╭─ DATASET RECORDS

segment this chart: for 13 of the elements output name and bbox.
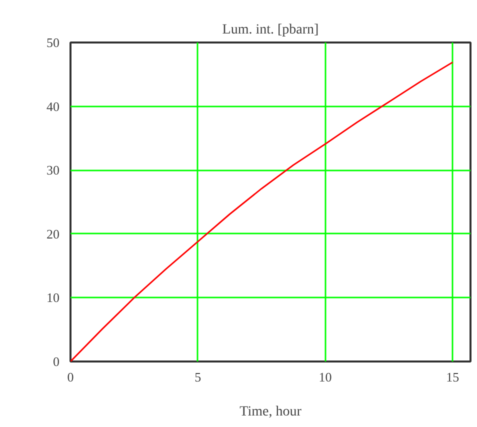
x-axis-title: Time, hour <box>240 404 302 420</box>
x-tick-label: 0 <box>67 370 74 384</box>
x-tick-label: 15 <box>446 370 460 384</box>
chart-title: Lum. int. [pbarn] <box>222 22 319 38</box>
y-tick-label: 50 <box>46 35 60 50</box>
y-tick-label: 0 <box>53 354 60 369</box>
x-tick-label: 10 <box>318 370 332 384</box>
y-tick-label: 20 <box>46 226 60 242</box>
y-tick-label: 40 <box>46 98 60 114</box>
line-series <box>70 62 454 362</box>
x-tick-label: 5 <box>194 370 202 384</box>
y-tick-label: 10 <box>46 290 60 306</box>
y-tick-label: 30 <box>46 162 60 178</box>
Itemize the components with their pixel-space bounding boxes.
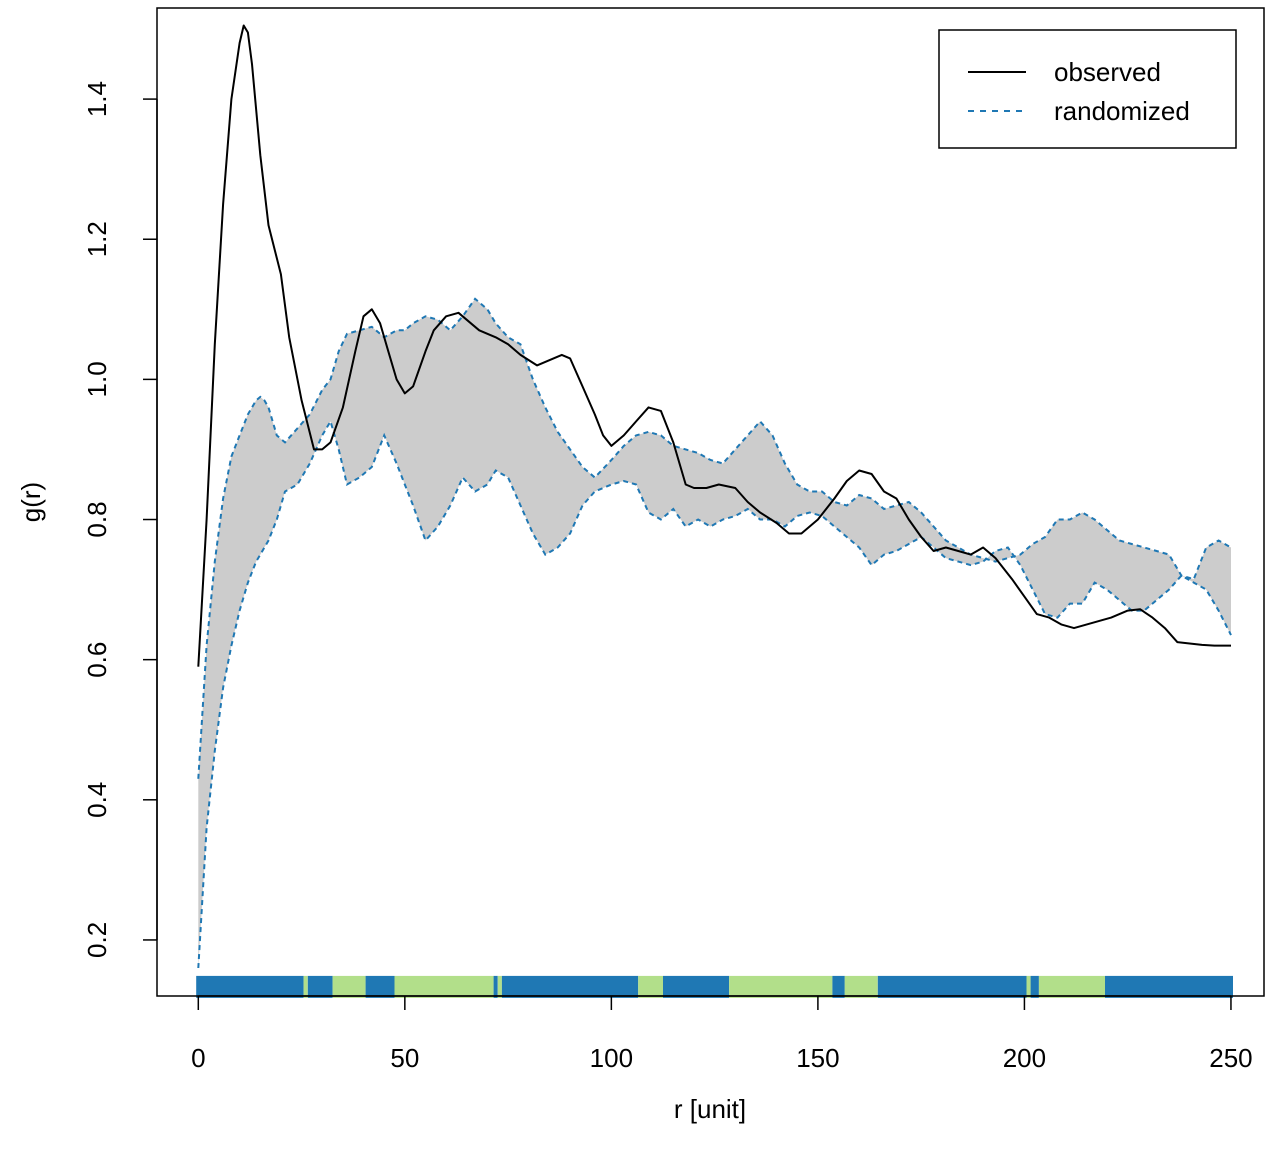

╰─

_WORK INSTRUCTIONS_
Print every line of the records above verbatim, leaving out the pictures.

_SOLUTION BELOW_
segment this chart: for 13 of the elements output name and bbox.
x-axis-title: Time, hour <box>240 404 302 420</box>
x-tick-label: 0 <box>67 370 74 384</box>
x-tick-label: 15 <box>446 370 460 384</box>
chart-title: Lum. int. [pbarn] <box>222 22 319 38</box>
y-tick-label: 50 <box>46 35 60 50</box>
y-tick-label: 0 <box>53 354 60 369</box>
x-tick-label: 10 <box>318 370 332 384</box>
y-tick-label: 20 <box>46 226 60 242</box>
y-tick-label: 40 <box>46 98 60 114</box>
line-series <box>70 62 454 362</box>
x-tick-label: 5 <box>194 370 202 384</box>
y-tick-label: 10 <box>46 290 60 306</box>
y-tick-label: 30 <box>46 162 60 178</box>
Itemize the components with their pixel-space bounding boxes.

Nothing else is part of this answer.